# DATA ENTRIES start

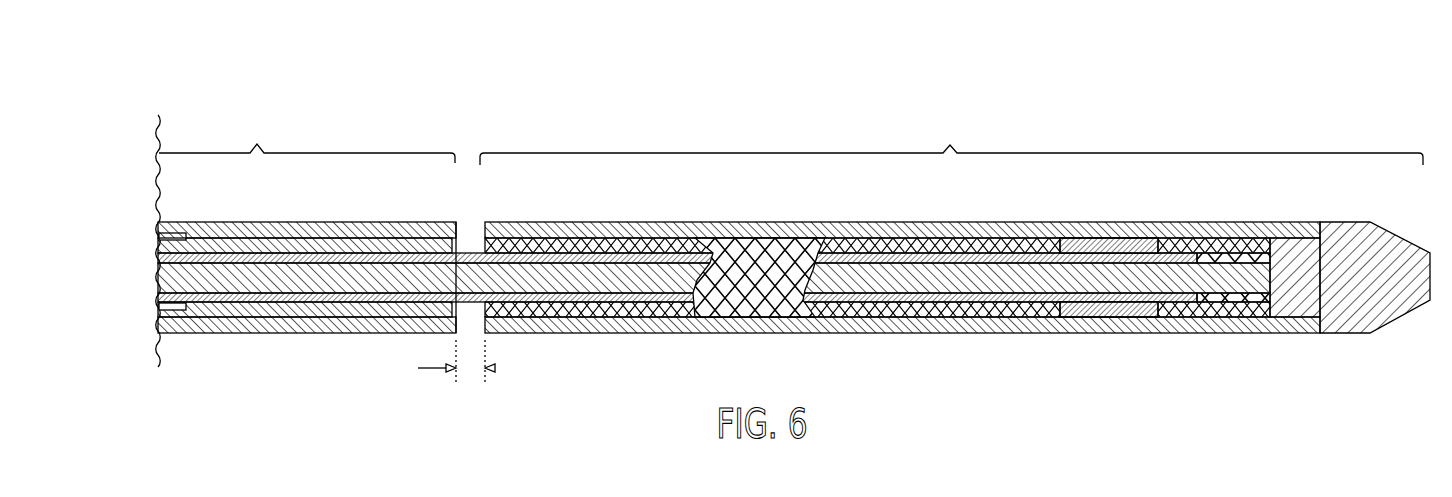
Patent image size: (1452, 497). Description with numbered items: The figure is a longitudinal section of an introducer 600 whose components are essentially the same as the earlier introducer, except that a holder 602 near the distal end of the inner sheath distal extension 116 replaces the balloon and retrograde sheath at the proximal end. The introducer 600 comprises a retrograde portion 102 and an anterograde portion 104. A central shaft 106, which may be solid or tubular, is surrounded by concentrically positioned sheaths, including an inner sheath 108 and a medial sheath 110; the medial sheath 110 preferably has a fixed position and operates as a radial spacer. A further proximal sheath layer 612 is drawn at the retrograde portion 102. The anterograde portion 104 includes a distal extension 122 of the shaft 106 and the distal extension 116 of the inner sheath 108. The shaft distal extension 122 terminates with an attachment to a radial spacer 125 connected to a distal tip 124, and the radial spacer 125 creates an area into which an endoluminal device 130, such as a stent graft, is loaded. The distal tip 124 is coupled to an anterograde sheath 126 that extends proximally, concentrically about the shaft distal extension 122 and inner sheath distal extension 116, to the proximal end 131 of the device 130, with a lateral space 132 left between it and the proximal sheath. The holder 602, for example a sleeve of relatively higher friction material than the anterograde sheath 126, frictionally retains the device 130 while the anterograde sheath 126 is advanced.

The introducer embodiment 600 is at (1190, 106).
The retrograde portion 102 is at (307, 140).
The anterograde portion 104 is at (951, 141).
The shaft 106 is at (173, 276).
The inner sheath 108 is at (160, 256).
The medial sheath 110 is at (160, 312).
The proximal outer sheath 612 is at (215, 333).
The inner sheath distal extension 116 is at (535, 247).
The shaft distal extension 122 is at (898, 288).
The endoluminal device 130 is at (763, 300).
The proximal end of device 131 is at (462, 238).
The lateral space 132 is at (495, 368).
The holder 602 is at (1103, 248).
The anterograde sheath 126 is at (1183, 333).
The radial spacer 125 is at (1290, 310).
The distal tip 124 is at (1393, 328).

# DATA ENTRIES end

- WHAT IS EXPECTED -
Rewrite all the records above with "longitudinal section" replaced by "lengthwise section" and nothing else altered. Omit the pictures from your version.

- EXERCISE RESPONSE -
Patent image size: (1452, 497). Description with numbered items: The figure is a lengthwise section of an introducer 600 whose components are essentially the same as the earlier introducer, except that a holder 602 near the distal end of the inner sheath distal extension 116 replaces the balloon and retrograde sheath at the proximal end. The introducer 600 comprises a retrograde portion 102 and an anterograde portion 104. A central shaft 106, which may be solid or tubular, is surrounded by concentrically positioned sheaths, including an inner sheath 108 and a medial sheath 110; the medial sheath 110 preferably has a fixed position and operates as a radial spacer. A further proximal sheath layer 612 is drawn at the retrograde portion 102. The anterograde portion 104 includes a distal extension 122 of the shaft 106 and the distal extension 116 of the inner sheath 108. The shaft distal extension 122 terminates with an attachment to a radial spacer 125 connected to a distal tip 124, and the radial spacer 125 creates an area into which an endoluminal device 130, such as a stent graft, is loaded. The distal tip 124 is coupled to an anterograde sheath 126 that extends proximally, concentrically about the shaft distal extension 122 and inner sheath distal extension 116, to the proximal end 131 of the device 130, with a lateral space 132 left between it and the proximal sheath. The holder 602, for example a sleeve of relatively higher friction material than the anterograde sheath 126, frictionally retains the device 130 while the anterograde sheath 126 is advanced.

The introducer embodiment 600 is at (1190, 106).
The retrograde portion 102 is at (307, 140).
The anterograde portion 104 is at (951, 141).
The shaft 106 is at (173, 276).
The inner sheath 108 is at (160, 256).
The medial sheath 110 is at (160, 312).
The proximal outer sheath 612 is at (215, 333).
The inner sheath distal extension 116 is at (535, 247).
The shaft distal extension 122 is at (898, 288).
The endoluminal device 130 is at (763, 300).
The proximal end of device 131 is at (462, 238).
The lateral space 132 is at (495, 368).
The holder 602 is at (1103, 248).
The anterograde sheath 126 is at (1183, 333).
The radial spacer 125 is at (1290, 310).
The distal tip 124 is at (1393, 328).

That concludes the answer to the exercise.